◆ **Your goal**
Using the entries that follow, count the lines containing the word "circle" and give that number by itself.

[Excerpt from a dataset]
▬▬▬

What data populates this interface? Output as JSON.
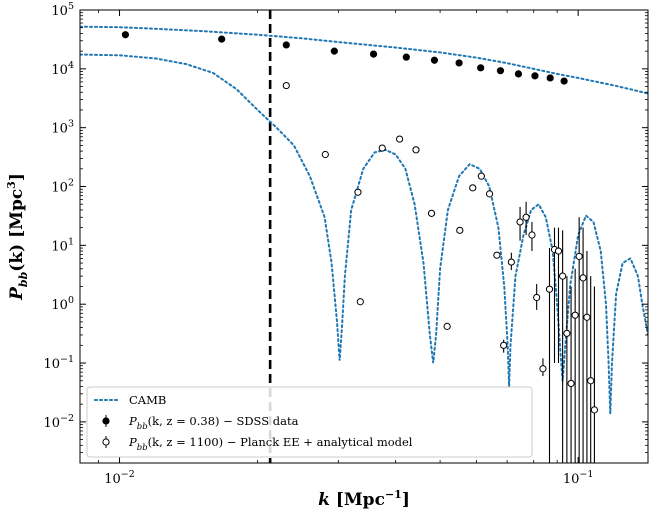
{
  "chart_data": {
    "type": "scatter",
    "x_scale": "log",
    "y_scale": "log",
    "xlim": [
      0.0082,
      0.142
    ],
    "ylim": [
      0.002,
      100000
    ],
    "xlabel": {
      "base": "k",
      "unit": " [Mpc",
      "unit_exp": "−1",
      "unit_end": "]"
    },
    "ylabel": {
      "base": "P",
      "sub": "bb",
      "args": "(k) [Mpc",
      "exp": "3",
      "end": "]"
    },
    "x_ticks": [
      {
        "value": 0.01,
        "label_base": "10",
        "label_exp": "−2"
      },
      {
        "value": 0.1,
        "label_base": "10",
        "label_exp": "−1"
      }
    ],
    "y_ticks": [
      {
        "value": 0.01,
        "label_base": "10",
        "label_exp": "−2"
      },
      {
        "value": 0.1,
        "label_base": "10",
        "label_exp": "−1"
      },
      {
        "value": 1,
        "label_base": "10",
        "label_exp": "0"
      },
      {
        "value": 10,
        "label_base": "10",
        "label_exp": "1"
      },
      {
        "value": 100,
        "label_base": "10",
        "label_exp": "2"
      },
      {
        "value": 1000,
        "label_base": "10",
        "label_exp": "3"
      },
      {
        "value": 10000,
        "label_base": "10",
        "label_exp": "4"
      },
      {
        "value": 100000,
        "label_base": "10",
        "label_exp": "5"
      }
    ],
    "vline": {
      "x": 0.0213,
      "style": "dashed",
      "color": "#000000"
    },
    "colors": {
      "camb": "#1f77b4",
      "points": "#000000"
    },
    "legend": {
      "position": "lower-left",
      "entries": [
        {
          "marker": "dotted-line",
          "label": "CAMB"
        },
        {
          "marker": "filled-circle",
          "label": "P_bb(k, z = 0.38) − SDSS data"
        },
        {
          "marker": "open-circle",
          "label": "P_bb(k, z = 1100) − Planck EE + analytical model"
        }
      ]
    },
    "series": [
      {
        "kind": "line",
        "style": "dotted",
        "points": [
          [
            0.0082,
            52000
          ],
          [
            0.01,
            51000
          ],
          [
            0.012,
            48000
          ],
          [
            0.015,
            44000
          ],
          [
            0.02,
            38000
          ],
          [
            0.025,
            33000
          ],
          [
            0.03,
            28500
          ],
          [
            0.04,
            23000
          ],
          [
            0.05,
            19000
          ],
          [
            0.06,
            15500
          ],
          [
            0.07,
            12500
          ],
          [
            0.08,
            10000
          ],
          [
            0.09,
            8200
          ],
          [
            0.1,
            7000
          ],
          [
            0.11,
            6000
          ],
          [
            0.12,
            5200
          ],
          [
            0.13,
            4500
          ],
          [
            0.142,
            3800
          ]
        ]
      },
      {
        "kind": "line",
        "style": "dotted",
        "points": [
          [
            0.0082,
            17500
          ],
          [
            0.01,
            17000
          ],
          [
            0.012,
            15000
          ],
          [
            0.014,
            12000
          ],
          [
            0.016,
            8500
          ],
          [
            0.018,
            4500
          ],
          [
            0.02,
            2000
          ],
          [
            0.022,
            1000
          ],
          [
            0.024,
            500
          ],
          [
            0.026,
            150
          ],
          [
            0.028,
            30
          ],
          [
            0.029,
            5
          ],
          [
            0.0298,
            0.5
          ],
          [
            0.0302,
            0.11
          ],
          [
            0.0306,
            0.5
          ],
          [
            0.031,
            3
          ],
          [
            0.032,
            40
          ],
          [
            0.034,
            200
          ],
          [
            0.036,
            380
          ],
          [
            0.038,
            420
          ],
          [
            0.04,
            350
          ],
          [
            0.042,
            200
          ],
          [
            0.044,
            50
          ],
          [
            0.046,
            5
          ],
          [
            0.0475,
            0.3
          ],
          [
            0.0483,
            0.1
          ],
          [
            0.049,
            0.3
          ],
          [
            0.05,
            4
          ],
          [
            0.052,
            40
          ],
          [
            0.055,
            150
          ],
          [
            0.058,
            240
          ],
          [
            0.061,
            200
          ],
          [
            0.064,
            100
          ],
          [
            0.067,
            20
          ],
          [
            0.069,
            2
          ],
          [
            0.0702,
            0.2
          ],
          [
            0.0707,
            0.04
          ],
          [
            0.0712,
            0.2
          ],
          [
            0.073,
            3
          ],
          [
            0.076,
            15
          ],
          [
            0.079,
            40
          ],
          [
            0.082,
            50
          ],
          [
            0.085,
            30
          ],
          [
            0.088,
            8
          ],
          [
            0.09,
            1
          ],
          [
            0.0915,
            0.15
          ],
          [
            0.0925,
            0.05
          ],
          [
            0.0935,
            0.15
          ],
          [
            0.096,
            2
          ],
          [
            0.1,
            15
          ],
          [
            0.104,
            32
          ],
          [
            0.108,
            25
          ],
          [
            0.112,
            8
          ],
          [
            0.115,
            1
          ],
          [
            0.1165,
            0.1
          ],
          [
            0.1175,
            0.014
          ],
          [
            0.1185,
            0.1
          ],
          [
            0.121,
            1.5
          ],
          [
            0.125,
            5
          ],
          [
            0.13,
            6
          ],
          [
            0.135,
            3
          ],
          [
            0.138,
            1
          ],
          [
            0.142,
            0.3
          ]
        ]
      },
      {
        "name": "P_bb(k, z = 0.38) − SDSS data",
        "kind": "points",
        "marker": "filled",
        "points": [
          [
            0.0103,
            38000
          ],
          [
            0.0167,
            32000
          ],
          [
            0.0231,
            25500
          ],
          [
            0.0294,
            20000
          ],
          [
            0.0358,
            17800
          ],
          [
            0.0422,
            15800
          ],
          [
            0.0486,
            14000
          ],
          [
            0.055,
            12600
          ],
          [
            0.0613,
            10400
          ],
          [
            0.0677,
            9300
          ],
          [
            0.0741,
            8200
          ],
          [
            0.0805,
            7600
          ],
          [
            0.0869,
            7000
          ],
          [
            0.0932,
            6200
          ]
        ]
      },
      {
        "name": "P_bb(k, z = 1100) − Planck EE + analytical model",
        "kind": "points",
        "marker": "open",
        "points": [
          [
            0.0231,
            5200,
            null,
            null
          ],
          [
            0.0281,
            350,
            null,
            null
          ],
          [
            0.0331,
            80,
            null,
            null
          ],
          [
            0.0335,
            1.1,
            null,
            null
          ],
          [
            0.0374,
            450,
            null,
            null
          ],
          [
            0.0408,
            640,
            null,
            null
          ],
          [
            0.0443,
            420,
            null,
            null
          ],
          [
            0.0479,
            35,
            null,
            null
          ],
          [
            0.0518,
            0.42,
            null,
            null
          ],
          [
            0.0552,
            18,
            null,
            null
          ],
          [
            0.0589,
            95,
            null,
            null
          ],
          [
            0.0615,
            150,
            null,
            null
          ],
          [
            0.0641,
            75,
            null,
            null
          ],
          [
            0.0665,
            6.8,
            null,
            null
          ],
          [
            0.0688,
            0.2,
            0.15,
            0.25
          ],
          [
            0.0715,
            5.2,
            3.8,
            7.5
          ],
          [
            0.0747,
            25,
            12,
            45
          ],
          [
            0.077,
            30,
            15,
            55
          ],
          [
            0.0793,
            15,
            8,
            25
          ],
          [
            0.0812,
            1.3,
            0.8,
            2.2
          ],
          [
            0.0838,
            0.08,
            0.06,
            0.12
          ],
          [
            0.0866,
            1.8,
            0.002,
            9
          ],
          [
            0.0888,
            8.5,
            0.1,
            20
          ],
          [
            0.0906,
            8.0,
            0.1,
            20
          ],
          [
            0.0925,
            3.0,
            0.002,
            18
          ],
          [
            0.0945,
            0.32,
            0.002,
            3
          ],
          [
            0.0965,
            0.045,
            0.002,
            2
          ],
          [
            0.0985,
            0.65,
            0.002,
            4
          ],
          [
            0.1005,
            6.5,
            0.002,
            30
          ],
          [
            0.1025,
            2.8,
            0.002,
            20
          ],
          [
            0.1045,
            0.6,
            0.002,
            8
          ],
          [
            0.1065,
            0.05,
            0.002,
            3
          ],
          [
            0.1085,
            0.016,
            0.002,
            2
          ]
        ]
      }
    ]
  }
}
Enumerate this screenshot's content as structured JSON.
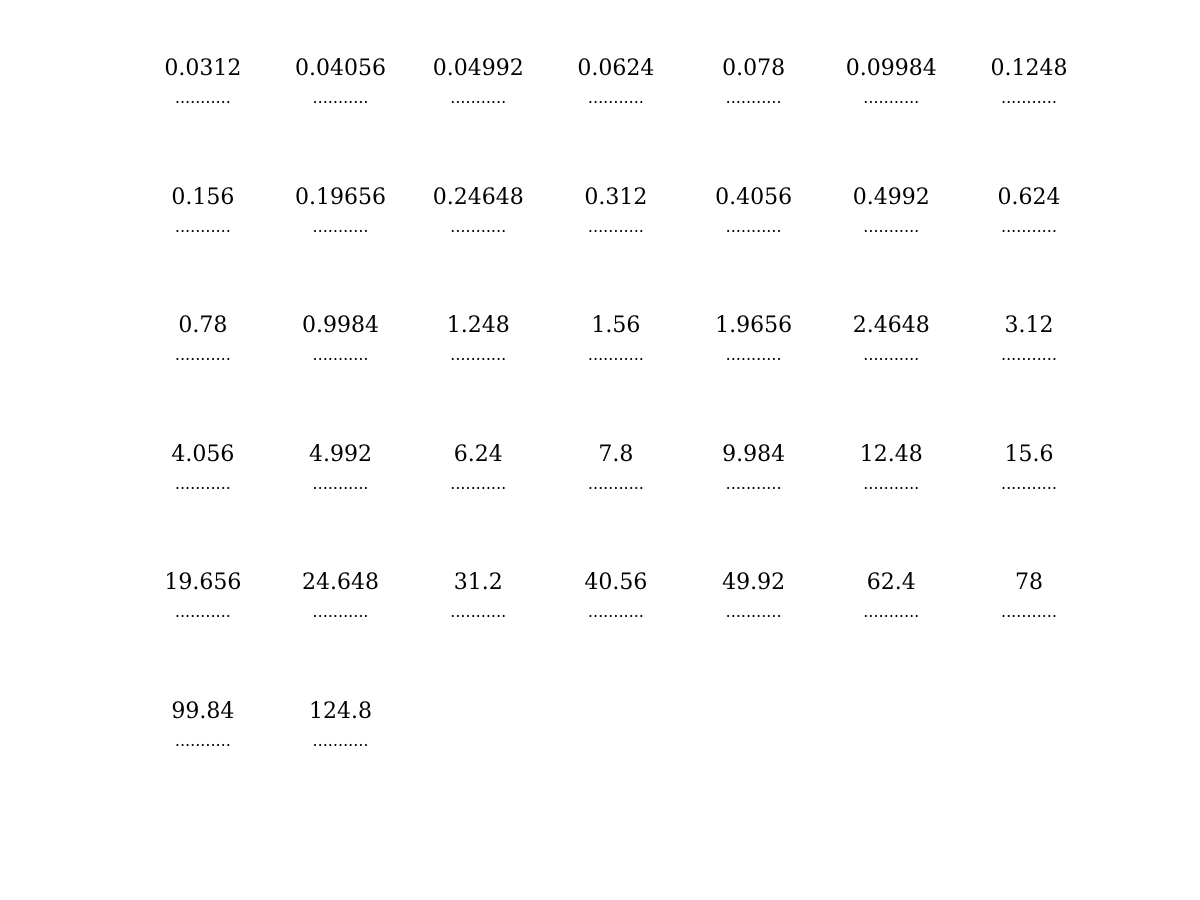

▬▬▬

◆ **Final answer**
2